Records from a collection of figures
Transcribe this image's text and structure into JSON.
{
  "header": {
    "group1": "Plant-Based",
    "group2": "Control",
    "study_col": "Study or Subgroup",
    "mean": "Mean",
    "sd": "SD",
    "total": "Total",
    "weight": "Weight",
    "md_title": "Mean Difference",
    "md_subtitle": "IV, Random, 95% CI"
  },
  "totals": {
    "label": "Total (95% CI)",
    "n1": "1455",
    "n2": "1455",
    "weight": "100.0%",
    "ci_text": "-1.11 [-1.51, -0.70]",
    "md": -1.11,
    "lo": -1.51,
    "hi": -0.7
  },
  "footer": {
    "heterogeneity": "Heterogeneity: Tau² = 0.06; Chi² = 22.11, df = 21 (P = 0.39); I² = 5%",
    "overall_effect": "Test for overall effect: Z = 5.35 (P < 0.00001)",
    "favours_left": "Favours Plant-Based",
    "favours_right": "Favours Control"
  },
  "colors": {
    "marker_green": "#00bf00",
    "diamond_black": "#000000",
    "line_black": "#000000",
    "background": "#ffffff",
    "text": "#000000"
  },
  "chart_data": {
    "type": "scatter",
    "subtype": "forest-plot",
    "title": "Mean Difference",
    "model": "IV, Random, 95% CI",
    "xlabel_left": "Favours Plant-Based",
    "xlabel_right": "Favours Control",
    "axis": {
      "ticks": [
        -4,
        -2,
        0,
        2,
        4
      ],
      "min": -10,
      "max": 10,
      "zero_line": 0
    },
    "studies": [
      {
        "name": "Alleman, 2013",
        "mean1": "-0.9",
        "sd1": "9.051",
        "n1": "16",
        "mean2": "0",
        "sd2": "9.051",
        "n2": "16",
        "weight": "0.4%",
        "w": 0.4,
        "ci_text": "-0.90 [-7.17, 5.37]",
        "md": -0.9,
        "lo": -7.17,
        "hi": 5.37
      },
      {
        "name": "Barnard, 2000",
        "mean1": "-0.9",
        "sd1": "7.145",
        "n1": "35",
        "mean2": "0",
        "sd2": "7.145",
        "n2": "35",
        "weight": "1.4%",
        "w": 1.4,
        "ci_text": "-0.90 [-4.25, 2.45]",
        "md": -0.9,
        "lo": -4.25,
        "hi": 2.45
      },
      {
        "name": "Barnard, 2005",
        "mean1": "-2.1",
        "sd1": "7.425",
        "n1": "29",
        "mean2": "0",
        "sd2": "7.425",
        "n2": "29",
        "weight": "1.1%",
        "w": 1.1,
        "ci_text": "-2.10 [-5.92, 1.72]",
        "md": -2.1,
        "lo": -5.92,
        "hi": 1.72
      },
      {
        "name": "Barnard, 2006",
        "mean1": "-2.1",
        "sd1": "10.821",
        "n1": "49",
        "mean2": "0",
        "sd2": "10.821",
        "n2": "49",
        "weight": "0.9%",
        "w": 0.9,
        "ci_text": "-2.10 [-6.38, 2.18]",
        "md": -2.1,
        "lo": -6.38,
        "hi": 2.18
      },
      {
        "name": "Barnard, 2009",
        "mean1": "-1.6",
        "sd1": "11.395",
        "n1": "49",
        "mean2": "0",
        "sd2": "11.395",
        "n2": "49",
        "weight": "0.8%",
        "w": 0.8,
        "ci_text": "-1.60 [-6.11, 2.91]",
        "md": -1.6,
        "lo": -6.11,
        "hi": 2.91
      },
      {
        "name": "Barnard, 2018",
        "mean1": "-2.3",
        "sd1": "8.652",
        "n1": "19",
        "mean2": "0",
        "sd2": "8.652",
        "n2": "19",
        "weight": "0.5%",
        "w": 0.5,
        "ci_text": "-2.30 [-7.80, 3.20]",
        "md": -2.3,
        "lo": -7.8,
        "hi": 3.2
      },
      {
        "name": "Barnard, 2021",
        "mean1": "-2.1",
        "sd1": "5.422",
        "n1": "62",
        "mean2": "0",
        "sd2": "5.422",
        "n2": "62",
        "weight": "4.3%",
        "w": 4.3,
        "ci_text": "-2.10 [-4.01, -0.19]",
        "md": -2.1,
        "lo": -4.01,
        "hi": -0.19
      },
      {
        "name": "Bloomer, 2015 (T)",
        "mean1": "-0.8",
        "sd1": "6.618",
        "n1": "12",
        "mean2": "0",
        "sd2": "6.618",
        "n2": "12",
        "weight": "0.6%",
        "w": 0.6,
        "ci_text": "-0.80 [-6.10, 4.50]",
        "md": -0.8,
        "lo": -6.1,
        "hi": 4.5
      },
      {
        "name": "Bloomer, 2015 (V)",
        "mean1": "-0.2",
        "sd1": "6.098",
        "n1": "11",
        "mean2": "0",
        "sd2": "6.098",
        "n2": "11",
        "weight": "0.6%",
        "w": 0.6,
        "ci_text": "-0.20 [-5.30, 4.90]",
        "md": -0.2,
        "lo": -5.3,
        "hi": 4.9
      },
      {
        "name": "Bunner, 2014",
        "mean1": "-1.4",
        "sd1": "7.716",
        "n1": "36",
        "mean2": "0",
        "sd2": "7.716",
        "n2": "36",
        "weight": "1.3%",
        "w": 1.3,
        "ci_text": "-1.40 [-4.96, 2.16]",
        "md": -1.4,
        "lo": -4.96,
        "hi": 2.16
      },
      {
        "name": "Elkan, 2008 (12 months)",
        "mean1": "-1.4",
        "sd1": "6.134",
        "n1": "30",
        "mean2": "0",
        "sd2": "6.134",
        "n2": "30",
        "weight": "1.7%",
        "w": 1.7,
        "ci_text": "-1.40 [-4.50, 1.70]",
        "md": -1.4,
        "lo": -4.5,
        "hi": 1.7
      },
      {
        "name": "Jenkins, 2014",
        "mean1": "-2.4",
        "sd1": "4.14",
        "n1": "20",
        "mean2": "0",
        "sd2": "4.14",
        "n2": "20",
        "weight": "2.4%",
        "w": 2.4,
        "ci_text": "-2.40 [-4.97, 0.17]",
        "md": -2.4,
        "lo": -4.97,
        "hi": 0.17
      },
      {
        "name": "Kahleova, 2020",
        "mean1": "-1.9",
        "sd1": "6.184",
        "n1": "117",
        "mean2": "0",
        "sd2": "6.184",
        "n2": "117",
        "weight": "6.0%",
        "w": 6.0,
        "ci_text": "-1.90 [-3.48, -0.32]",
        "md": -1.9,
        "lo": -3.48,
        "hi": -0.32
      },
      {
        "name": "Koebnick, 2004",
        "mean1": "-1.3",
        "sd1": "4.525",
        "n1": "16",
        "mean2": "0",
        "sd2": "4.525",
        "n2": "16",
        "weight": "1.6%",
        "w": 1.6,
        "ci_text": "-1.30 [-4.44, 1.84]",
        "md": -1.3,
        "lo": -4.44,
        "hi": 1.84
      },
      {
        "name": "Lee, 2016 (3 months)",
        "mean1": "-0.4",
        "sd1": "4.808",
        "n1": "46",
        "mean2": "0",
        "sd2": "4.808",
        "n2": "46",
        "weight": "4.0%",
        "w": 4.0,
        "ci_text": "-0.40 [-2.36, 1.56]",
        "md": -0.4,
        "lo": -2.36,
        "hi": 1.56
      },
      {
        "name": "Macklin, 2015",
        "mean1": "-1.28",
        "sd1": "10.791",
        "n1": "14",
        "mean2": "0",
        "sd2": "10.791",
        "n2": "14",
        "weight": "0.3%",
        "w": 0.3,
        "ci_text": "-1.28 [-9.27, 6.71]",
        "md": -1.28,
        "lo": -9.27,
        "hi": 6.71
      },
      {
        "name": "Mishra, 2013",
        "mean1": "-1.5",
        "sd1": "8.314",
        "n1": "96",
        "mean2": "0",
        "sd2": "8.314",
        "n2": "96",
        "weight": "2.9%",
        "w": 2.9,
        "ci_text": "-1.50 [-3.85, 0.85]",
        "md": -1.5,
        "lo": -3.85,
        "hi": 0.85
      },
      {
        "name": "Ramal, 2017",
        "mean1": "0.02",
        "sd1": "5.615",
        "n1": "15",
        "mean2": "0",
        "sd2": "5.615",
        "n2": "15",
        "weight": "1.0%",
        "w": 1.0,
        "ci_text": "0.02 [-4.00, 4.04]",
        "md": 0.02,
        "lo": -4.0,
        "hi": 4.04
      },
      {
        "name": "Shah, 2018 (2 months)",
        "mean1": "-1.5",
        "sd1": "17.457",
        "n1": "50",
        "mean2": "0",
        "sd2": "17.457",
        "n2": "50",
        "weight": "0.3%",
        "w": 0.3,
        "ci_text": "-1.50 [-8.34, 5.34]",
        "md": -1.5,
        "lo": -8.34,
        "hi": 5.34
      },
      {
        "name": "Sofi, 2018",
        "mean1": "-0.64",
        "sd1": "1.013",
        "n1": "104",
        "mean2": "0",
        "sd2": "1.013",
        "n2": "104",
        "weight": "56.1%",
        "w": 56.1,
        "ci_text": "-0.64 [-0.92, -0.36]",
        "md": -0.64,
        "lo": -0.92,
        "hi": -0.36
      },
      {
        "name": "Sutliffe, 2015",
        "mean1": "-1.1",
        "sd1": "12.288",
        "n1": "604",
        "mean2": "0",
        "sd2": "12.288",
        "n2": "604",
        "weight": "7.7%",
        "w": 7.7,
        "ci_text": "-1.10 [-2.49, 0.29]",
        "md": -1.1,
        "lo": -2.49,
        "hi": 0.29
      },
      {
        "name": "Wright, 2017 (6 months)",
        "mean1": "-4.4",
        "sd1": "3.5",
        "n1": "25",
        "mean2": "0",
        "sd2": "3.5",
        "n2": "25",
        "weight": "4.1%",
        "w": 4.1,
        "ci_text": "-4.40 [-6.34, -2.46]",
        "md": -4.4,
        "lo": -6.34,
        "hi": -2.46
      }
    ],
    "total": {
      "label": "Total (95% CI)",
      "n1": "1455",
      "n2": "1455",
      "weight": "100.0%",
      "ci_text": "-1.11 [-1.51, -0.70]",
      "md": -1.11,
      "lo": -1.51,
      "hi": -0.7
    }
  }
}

→ **EXERCISE GOAL**:
In the entries above, find every line with the word "Control" and list it.

→ **EXPECTED ANSWER**:
    "group2": "Control",
    "favours_right": "Favours Control"
    "xlabel_right": "Favours Control",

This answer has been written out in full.